**Selected extract:**
● ● ●
- Royal Arms as used by His Majesty's Government
- Incumbent John Stevens since July 2026
- Prime Minister's Office
- Appointer: Prime Minister
- Formation: 1945; 81 years ago
- First holder: Frank Williams
- Website: 10 Downing Street

= Downing Street Press Secretary =

Adviser to the prime minister of the UK

The Downing Street Press Secretary is an adviser to the prime minister of the United Kingdom on news media and how to manage the image of the British government to the press. The position is part of the Prime Minister's Office and involves using information on what is happening in the UK and around the world, to decide on how the Prime Minister should present his or her reaction to the media. The incumbent also advises on how to handle news stories and other information which could affect the current Prime Minister or the Ministry.
● ● ●
**Rows:**
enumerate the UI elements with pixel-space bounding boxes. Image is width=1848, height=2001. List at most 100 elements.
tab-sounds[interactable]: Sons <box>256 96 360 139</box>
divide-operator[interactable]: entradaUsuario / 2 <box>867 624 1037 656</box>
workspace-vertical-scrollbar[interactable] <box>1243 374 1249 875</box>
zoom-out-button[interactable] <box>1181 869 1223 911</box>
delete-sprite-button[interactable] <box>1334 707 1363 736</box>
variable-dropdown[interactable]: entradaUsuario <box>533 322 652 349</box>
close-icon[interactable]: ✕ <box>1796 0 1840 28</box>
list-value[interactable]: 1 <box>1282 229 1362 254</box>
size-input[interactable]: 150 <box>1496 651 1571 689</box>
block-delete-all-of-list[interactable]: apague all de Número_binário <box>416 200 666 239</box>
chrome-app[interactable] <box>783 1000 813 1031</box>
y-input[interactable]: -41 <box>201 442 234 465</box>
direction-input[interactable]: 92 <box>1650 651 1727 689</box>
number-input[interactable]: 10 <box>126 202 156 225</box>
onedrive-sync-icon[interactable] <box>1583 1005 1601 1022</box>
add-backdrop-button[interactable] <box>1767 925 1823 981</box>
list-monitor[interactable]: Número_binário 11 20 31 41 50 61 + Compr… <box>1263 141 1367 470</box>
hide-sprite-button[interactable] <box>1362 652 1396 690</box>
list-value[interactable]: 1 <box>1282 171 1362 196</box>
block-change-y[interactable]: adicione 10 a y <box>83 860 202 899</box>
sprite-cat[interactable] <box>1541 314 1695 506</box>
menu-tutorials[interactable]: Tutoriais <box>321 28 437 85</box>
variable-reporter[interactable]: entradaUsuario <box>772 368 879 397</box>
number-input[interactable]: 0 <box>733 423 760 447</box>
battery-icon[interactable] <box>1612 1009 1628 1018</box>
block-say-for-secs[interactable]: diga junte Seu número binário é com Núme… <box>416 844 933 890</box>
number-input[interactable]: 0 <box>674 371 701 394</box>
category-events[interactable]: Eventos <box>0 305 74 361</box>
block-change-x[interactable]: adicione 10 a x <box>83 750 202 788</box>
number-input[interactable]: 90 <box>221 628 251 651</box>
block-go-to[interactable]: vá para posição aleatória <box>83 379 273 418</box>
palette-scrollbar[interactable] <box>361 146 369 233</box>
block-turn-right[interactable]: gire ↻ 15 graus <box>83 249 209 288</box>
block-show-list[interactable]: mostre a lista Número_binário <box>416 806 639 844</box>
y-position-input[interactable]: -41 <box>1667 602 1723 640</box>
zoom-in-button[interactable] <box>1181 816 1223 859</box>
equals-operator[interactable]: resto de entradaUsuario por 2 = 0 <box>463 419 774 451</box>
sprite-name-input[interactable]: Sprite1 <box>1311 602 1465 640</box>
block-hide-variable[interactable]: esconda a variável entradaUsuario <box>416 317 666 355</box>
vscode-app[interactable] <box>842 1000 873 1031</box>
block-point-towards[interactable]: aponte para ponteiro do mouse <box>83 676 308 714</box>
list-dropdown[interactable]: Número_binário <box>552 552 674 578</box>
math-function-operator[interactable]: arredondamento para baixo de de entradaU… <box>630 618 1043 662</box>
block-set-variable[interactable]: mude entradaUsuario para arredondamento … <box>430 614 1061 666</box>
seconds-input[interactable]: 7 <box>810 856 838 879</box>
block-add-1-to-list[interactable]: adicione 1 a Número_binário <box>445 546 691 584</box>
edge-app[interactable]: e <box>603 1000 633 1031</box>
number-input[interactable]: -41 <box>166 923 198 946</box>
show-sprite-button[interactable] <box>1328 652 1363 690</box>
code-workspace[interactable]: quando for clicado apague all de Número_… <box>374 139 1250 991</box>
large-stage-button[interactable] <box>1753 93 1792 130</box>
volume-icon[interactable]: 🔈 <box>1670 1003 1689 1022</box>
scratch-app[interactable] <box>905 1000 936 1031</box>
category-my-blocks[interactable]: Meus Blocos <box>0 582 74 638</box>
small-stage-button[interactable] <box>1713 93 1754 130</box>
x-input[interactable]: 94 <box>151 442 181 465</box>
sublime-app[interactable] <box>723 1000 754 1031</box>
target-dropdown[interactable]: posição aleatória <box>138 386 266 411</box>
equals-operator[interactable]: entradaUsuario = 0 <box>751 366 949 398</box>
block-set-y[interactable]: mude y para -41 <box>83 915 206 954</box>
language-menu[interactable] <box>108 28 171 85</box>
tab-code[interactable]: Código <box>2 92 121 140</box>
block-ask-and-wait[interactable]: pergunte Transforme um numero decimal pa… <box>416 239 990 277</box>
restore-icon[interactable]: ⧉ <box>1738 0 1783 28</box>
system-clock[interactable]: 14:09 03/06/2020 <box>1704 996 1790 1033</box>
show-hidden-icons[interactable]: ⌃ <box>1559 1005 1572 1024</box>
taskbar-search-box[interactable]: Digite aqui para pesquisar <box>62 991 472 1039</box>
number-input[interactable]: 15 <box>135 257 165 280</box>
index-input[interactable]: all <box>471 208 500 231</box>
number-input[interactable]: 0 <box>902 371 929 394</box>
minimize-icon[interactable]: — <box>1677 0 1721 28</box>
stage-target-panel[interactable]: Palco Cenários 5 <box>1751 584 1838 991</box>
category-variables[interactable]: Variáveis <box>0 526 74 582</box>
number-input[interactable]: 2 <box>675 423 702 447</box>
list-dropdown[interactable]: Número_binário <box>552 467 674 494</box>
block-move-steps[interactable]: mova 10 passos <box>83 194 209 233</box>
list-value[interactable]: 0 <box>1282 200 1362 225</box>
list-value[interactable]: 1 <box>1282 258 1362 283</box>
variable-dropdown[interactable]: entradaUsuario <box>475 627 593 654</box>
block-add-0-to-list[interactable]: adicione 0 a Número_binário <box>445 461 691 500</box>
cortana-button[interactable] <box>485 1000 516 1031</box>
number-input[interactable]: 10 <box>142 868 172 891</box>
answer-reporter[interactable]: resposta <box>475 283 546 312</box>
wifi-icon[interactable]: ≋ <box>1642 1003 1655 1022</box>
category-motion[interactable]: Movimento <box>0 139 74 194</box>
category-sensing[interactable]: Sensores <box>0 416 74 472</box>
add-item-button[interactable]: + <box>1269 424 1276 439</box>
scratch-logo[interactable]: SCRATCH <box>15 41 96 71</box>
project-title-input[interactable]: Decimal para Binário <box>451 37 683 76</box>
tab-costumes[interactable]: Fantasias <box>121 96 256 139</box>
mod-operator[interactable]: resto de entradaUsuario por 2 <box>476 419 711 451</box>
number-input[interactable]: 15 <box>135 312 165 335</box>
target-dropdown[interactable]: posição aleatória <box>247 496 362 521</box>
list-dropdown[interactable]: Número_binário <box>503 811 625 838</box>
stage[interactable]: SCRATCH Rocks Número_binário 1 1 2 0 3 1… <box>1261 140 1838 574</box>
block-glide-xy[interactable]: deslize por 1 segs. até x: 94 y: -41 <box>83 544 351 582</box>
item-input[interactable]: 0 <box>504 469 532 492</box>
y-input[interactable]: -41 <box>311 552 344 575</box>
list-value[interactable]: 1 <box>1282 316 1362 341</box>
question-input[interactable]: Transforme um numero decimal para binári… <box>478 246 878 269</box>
● ● ●
**Challenges:**
(a) From the Downing Street Press Secretary page, repeat word for word the part that opens with the words containing "Adviser to the prime minister of the UK" and closes with "or the Ministry.".
(b) Using the Downing Street Press Secretary page, decide whether each statement agrees with it. Answer yes or no for each, and quote the deciding words of the page exactly.
(i) The position was formed in 1945.
(ii) The press secretary is appointed by the monarch.
(iii) The position is part of the Cabinet Office.
(c) Turn the paragraph of the Downing Street Press Secretary page that begins "The Downing Street Press Secretary is an adviser" into a short list that keeps its main facts.

**Answers by task:**
(a)
Adviser to the prime minister of the UK

The Downing Street Press Secretary is an adviser to the prime minister of the United Kingdom on news media and how to manage the image of the British government to the press. The position is part of the Prime Minister's Office and involves using information on what is happening in the UK and around the world, to decide on how the Prime Minister should present his or her reaction to the media. The incumbent also advises on how to handle news stories and other information which could affect the current Prime Minister or the Ministry.

(b)
(i) Yes: "Formation: 1945"
(ii) No: "Appointer: Prime Minister"
(iii) No: "The position is part of the Prime Minister's Office"

(c)
- The Downing Street Press Secretary advises the prime minister of the United Kingdom on news media and on managing the British government's image with the press.
- The position is part of the Prime Minister's Office.
- The role uses information on events in the UK and around the world to decide how the Prime Minister should present his or her reaction to the media.
- The incumbent also advises on handling news stories and other information that could affect the current Prime Minister or the Ministry.